▸ **Provided material**:
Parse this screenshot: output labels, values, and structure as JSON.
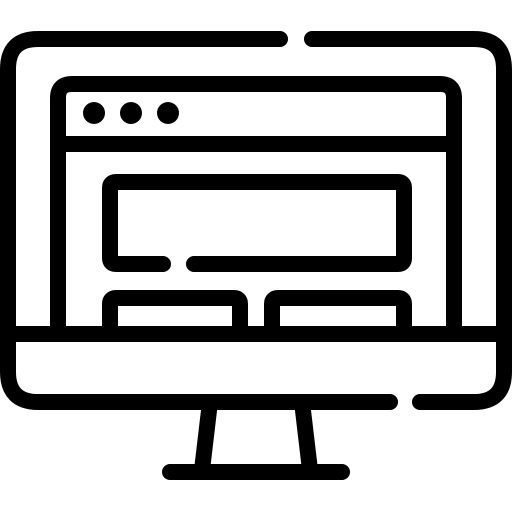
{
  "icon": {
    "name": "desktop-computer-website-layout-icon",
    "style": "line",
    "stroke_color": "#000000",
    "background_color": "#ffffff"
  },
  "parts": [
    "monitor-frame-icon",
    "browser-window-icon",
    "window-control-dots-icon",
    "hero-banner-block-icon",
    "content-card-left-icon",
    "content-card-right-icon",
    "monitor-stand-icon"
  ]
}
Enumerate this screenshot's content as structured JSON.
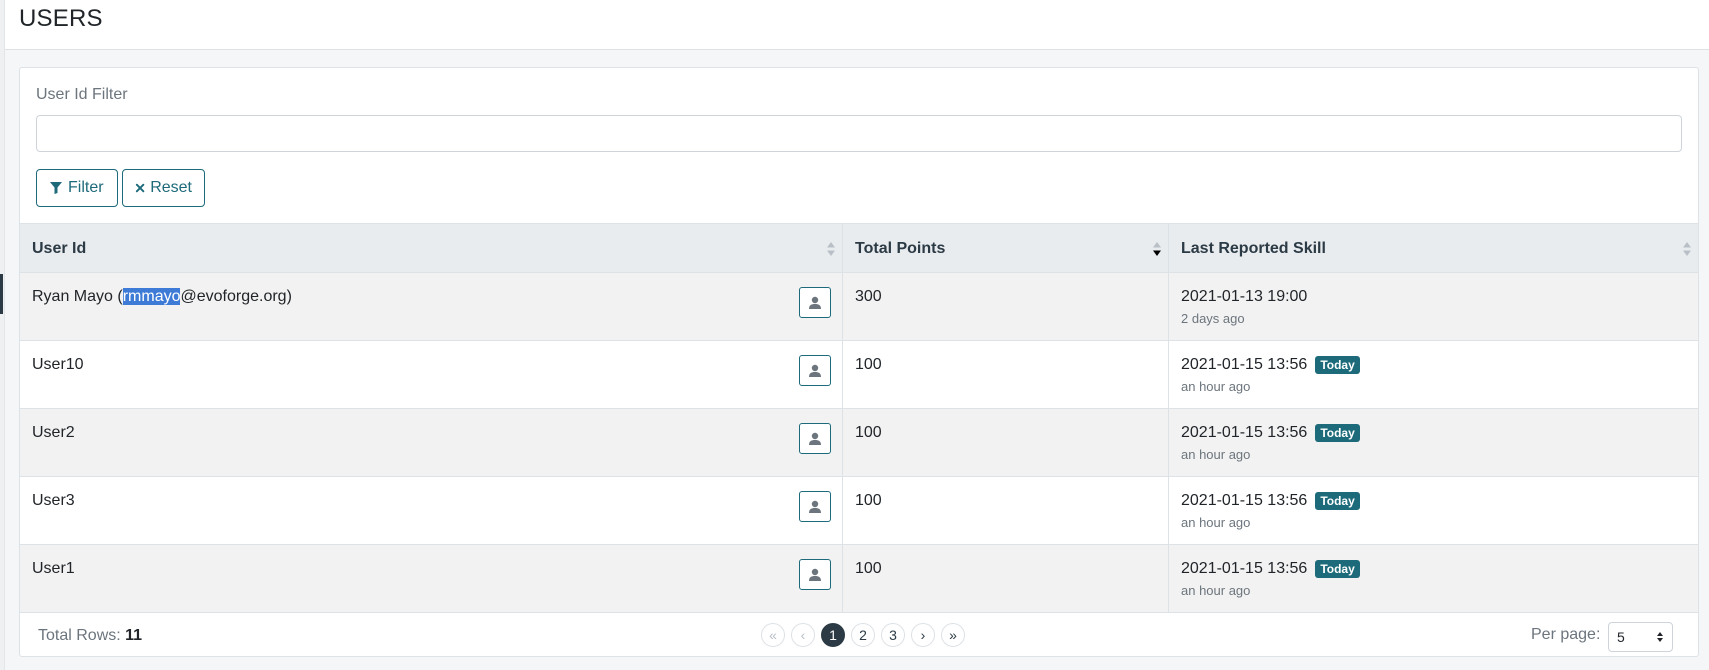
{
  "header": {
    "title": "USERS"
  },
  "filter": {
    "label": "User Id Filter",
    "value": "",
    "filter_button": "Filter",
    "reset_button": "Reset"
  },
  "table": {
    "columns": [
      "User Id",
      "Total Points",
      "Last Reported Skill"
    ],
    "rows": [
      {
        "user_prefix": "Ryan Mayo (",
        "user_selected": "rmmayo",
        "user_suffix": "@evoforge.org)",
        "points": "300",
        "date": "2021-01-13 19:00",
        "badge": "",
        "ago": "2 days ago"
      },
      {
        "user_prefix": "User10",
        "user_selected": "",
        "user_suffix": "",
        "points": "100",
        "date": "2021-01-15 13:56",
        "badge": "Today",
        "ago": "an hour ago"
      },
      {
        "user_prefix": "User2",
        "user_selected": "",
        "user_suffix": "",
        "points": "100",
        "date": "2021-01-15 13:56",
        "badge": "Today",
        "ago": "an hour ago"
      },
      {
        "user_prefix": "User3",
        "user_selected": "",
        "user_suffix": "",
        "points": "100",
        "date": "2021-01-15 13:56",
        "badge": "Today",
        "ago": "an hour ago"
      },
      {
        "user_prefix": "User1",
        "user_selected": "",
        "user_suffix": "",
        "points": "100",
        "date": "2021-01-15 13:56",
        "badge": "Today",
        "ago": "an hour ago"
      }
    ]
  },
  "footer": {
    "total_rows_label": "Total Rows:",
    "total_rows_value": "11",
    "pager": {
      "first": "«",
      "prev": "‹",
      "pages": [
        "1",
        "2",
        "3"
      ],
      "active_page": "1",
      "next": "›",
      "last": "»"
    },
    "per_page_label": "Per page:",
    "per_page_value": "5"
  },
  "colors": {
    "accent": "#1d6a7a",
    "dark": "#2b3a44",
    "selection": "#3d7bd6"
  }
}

▸ **Prompt**: Tally up the lines holding the word "monitor" in the data above, and answer with that figure only.

▸ **Full output**: 2